# WHAT TO DO:
Scan the entries below for the word "title". Copy each line that has it.

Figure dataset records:
---
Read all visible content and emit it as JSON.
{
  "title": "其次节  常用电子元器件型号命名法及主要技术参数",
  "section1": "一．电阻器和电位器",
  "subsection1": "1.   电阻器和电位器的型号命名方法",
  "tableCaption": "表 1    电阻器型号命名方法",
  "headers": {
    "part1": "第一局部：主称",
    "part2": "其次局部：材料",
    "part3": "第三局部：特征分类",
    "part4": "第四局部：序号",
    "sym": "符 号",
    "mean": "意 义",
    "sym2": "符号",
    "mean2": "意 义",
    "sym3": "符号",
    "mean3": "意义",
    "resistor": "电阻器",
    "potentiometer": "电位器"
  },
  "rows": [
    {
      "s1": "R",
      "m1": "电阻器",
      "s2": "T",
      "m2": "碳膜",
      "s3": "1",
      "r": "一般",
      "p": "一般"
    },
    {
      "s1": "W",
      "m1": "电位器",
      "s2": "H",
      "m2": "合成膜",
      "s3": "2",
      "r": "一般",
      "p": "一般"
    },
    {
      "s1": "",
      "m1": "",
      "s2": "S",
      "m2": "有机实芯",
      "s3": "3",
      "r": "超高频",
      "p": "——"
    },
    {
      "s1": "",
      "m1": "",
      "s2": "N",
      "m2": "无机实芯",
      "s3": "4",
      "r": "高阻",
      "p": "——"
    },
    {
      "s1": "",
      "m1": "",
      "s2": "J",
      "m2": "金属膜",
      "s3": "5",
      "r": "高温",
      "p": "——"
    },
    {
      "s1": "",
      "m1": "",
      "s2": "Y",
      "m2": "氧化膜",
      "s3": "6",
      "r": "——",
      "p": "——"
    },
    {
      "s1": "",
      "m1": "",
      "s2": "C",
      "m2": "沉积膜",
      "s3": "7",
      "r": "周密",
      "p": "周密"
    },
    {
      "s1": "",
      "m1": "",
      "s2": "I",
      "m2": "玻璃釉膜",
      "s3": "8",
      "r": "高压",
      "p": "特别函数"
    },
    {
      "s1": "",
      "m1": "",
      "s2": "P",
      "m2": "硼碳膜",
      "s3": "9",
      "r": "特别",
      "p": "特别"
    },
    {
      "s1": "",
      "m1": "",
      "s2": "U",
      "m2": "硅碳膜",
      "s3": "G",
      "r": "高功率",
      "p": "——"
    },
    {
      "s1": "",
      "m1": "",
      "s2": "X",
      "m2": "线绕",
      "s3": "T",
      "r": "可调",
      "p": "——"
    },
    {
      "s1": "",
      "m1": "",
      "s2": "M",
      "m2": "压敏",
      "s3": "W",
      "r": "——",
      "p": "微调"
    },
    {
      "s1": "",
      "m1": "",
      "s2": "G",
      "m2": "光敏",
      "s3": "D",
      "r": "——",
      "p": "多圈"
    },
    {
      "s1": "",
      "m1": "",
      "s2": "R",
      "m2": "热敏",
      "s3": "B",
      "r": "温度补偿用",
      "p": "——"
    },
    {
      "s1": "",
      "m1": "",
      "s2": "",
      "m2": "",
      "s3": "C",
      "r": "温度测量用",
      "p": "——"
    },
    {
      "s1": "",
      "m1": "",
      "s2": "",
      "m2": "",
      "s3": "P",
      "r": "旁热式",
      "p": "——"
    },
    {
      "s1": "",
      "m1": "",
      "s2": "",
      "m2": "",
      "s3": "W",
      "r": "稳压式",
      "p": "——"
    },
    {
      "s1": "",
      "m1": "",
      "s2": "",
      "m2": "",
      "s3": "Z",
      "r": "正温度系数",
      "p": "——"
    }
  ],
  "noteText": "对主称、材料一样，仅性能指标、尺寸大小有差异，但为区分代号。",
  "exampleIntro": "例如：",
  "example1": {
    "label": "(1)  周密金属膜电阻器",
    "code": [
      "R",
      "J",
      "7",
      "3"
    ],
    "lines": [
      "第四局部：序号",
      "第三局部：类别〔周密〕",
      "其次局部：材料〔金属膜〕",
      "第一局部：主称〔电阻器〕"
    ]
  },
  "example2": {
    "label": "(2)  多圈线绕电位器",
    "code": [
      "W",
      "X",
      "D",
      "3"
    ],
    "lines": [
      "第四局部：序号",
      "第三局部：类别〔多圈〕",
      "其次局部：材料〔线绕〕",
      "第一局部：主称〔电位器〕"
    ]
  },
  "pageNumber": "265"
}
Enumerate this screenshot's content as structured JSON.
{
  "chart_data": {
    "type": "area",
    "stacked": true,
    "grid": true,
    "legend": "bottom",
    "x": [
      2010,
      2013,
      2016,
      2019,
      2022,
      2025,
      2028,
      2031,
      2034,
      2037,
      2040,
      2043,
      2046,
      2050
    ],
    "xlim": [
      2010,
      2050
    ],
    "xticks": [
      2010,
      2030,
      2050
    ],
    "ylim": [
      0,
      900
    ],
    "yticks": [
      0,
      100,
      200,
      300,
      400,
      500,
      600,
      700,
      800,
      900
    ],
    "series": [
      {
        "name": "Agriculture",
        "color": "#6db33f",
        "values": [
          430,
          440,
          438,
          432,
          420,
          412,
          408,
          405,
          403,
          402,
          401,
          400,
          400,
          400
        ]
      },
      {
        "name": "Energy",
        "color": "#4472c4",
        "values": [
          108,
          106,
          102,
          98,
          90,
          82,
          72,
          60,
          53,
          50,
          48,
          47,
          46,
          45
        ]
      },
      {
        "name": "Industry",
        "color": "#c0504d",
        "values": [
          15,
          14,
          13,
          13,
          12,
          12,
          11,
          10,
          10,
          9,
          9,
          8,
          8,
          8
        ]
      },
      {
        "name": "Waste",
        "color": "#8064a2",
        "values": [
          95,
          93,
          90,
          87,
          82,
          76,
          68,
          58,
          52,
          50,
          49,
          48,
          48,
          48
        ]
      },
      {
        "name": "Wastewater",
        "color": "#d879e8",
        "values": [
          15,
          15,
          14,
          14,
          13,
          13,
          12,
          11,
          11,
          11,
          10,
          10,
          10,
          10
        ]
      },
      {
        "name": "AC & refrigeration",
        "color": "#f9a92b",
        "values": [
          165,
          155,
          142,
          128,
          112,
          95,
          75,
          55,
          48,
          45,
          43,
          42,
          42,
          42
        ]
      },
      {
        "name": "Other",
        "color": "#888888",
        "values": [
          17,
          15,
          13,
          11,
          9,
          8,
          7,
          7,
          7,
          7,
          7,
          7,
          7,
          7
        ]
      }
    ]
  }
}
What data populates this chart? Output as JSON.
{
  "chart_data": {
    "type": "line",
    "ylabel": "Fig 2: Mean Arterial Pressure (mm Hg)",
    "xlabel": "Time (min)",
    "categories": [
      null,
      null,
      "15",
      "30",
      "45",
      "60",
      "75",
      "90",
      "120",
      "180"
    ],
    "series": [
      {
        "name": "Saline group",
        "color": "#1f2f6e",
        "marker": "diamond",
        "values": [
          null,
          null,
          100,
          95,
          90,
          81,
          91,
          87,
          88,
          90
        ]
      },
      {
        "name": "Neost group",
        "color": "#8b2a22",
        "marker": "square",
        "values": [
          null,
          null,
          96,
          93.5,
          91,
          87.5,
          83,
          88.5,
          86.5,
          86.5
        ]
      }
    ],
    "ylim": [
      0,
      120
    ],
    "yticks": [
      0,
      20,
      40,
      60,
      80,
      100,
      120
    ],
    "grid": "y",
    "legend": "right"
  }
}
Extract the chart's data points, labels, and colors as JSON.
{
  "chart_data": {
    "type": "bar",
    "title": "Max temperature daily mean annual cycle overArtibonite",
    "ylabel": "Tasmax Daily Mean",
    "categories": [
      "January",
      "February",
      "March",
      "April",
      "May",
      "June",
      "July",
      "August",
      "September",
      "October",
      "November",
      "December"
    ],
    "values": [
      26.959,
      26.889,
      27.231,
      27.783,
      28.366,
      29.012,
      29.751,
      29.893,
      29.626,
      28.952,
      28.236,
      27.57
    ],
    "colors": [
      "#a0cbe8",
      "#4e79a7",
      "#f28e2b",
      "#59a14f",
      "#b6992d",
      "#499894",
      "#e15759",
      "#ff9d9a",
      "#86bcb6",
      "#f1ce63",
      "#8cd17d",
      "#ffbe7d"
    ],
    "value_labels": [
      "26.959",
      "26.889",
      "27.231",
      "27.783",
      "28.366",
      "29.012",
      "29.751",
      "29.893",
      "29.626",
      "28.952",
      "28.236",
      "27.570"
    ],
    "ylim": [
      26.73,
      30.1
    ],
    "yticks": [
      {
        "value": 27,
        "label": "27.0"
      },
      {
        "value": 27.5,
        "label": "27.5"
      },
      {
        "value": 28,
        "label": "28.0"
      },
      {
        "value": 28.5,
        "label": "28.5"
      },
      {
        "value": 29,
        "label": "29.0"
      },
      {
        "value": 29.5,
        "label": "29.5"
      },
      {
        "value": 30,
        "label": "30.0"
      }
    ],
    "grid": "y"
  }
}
---
# ANSWER FOR THIS EXERCISE:
  "title": "其次节  常用电子元器件型号命名法及主要技术参数",
    "title": "Max temperature daily mean annual cycle overArtibonite",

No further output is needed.